The task:
Each line containing the word "title" must be collected.

• • • • • • •

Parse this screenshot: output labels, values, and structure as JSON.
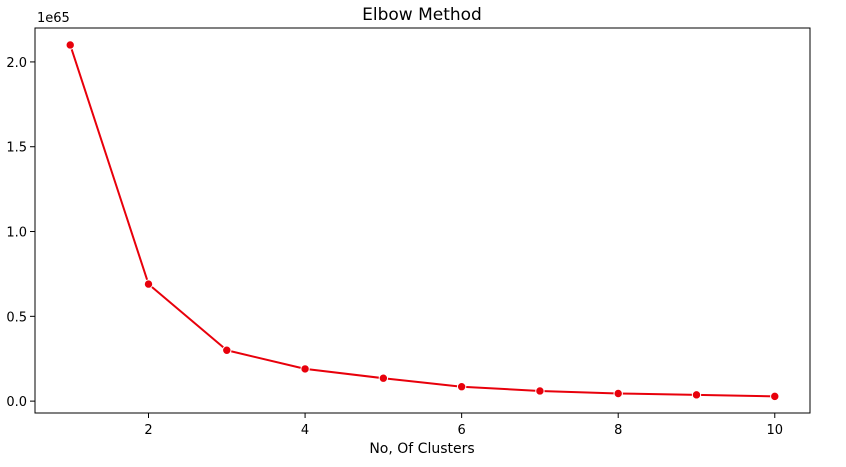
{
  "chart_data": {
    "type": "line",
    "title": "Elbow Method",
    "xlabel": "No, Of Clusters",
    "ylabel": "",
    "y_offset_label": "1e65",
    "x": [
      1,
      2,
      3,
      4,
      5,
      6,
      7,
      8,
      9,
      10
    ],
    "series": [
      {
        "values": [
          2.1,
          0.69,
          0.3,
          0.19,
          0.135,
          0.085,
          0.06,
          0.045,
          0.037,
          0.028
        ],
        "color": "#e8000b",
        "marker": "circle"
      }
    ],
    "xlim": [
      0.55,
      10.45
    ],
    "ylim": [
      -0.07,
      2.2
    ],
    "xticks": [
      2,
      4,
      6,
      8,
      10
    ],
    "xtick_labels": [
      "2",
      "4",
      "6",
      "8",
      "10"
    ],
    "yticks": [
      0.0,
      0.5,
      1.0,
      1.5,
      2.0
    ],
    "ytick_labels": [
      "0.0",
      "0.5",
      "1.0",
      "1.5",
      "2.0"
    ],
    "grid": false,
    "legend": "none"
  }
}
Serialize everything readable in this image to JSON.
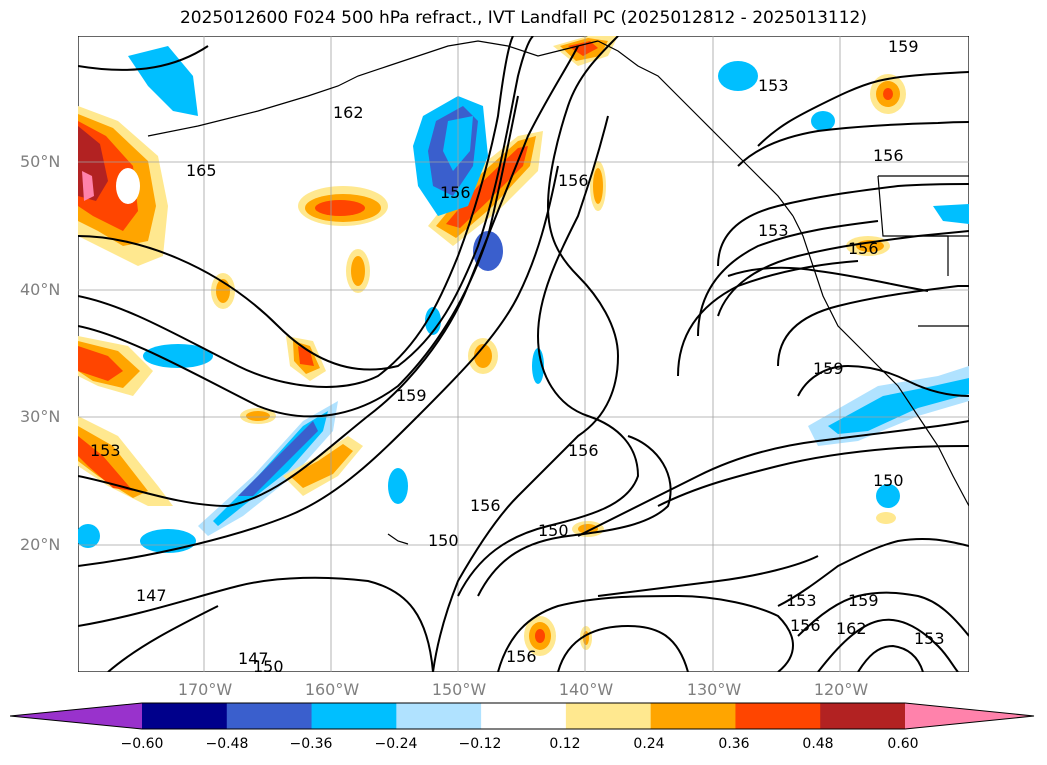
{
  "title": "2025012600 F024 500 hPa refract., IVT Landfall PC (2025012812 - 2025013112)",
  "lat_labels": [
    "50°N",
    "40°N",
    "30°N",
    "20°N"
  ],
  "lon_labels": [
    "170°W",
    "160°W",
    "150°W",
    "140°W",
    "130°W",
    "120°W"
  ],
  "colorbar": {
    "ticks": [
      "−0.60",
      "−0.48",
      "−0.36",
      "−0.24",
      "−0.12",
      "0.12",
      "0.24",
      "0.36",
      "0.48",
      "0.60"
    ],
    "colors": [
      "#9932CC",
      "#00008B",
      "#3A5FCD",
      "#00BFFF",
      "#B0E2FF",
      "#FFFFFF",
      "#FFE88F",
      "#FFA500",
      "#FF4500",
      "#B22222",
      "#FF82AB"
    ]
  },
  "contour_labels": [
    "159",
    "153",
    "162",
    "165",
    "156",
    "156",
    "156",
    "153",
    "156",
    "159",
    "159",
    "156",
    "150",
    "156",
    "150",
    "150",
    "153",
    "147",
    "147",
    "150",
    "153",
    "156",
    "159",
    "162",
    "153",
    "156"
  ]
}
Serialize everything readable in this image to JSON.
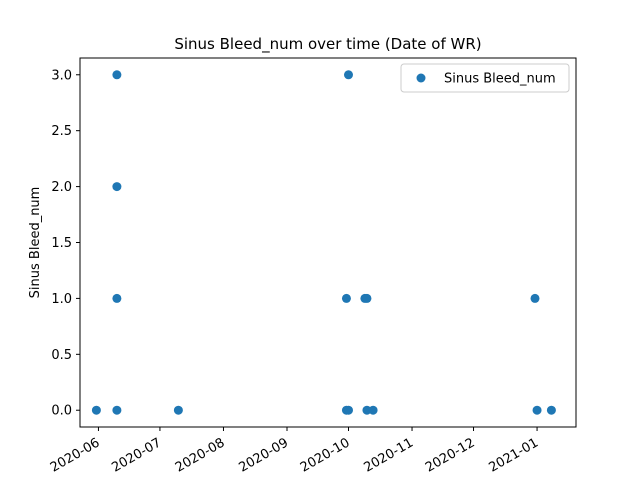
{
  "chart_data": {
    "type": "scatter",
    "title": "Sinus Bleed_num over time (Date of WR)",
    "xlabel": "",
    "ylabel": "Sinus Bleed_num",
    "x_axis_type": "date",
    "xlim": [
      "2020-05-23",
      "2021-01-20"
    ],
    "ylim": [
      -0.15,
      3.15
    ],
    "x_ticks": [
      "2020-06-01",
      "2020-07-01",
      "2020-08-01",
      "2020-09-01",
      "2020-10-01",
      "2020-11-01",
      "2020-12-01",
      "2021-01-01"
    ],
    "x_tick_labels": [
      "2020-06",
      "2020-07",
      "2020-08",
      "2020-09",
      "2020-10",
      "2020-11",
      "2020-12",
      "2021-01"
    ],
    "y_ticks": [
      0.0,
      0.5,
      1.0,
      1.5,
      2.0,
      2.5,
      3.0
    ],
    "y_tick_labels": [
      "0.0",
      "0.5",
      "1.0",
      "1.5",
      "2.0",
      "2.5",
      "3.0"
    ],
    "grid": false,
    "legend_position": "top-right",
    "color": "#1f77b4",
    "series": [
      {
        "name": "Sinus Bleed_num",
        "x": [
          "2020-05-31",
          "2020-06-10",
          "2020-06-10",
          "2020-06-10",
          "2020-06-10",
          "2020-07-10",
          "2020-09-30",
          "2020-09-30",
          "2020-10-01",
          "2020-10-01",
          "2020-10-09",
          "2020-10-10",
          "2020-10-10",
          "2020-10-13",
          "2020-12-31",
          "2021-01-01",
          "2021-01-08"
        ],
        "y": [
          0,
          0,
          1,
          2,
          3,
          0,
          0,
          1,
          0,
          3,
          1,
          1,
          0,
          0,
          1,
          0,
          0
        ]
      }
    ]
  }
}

• • • • • • •

Task response:
    "title": "Elbow Method",
  "title": "2025012600 F024 500 hPa refract., IVT Landfall PC (2025012812 - 2025013112)",
    "title": "Sinus Bleed_num over time (Date of WR)",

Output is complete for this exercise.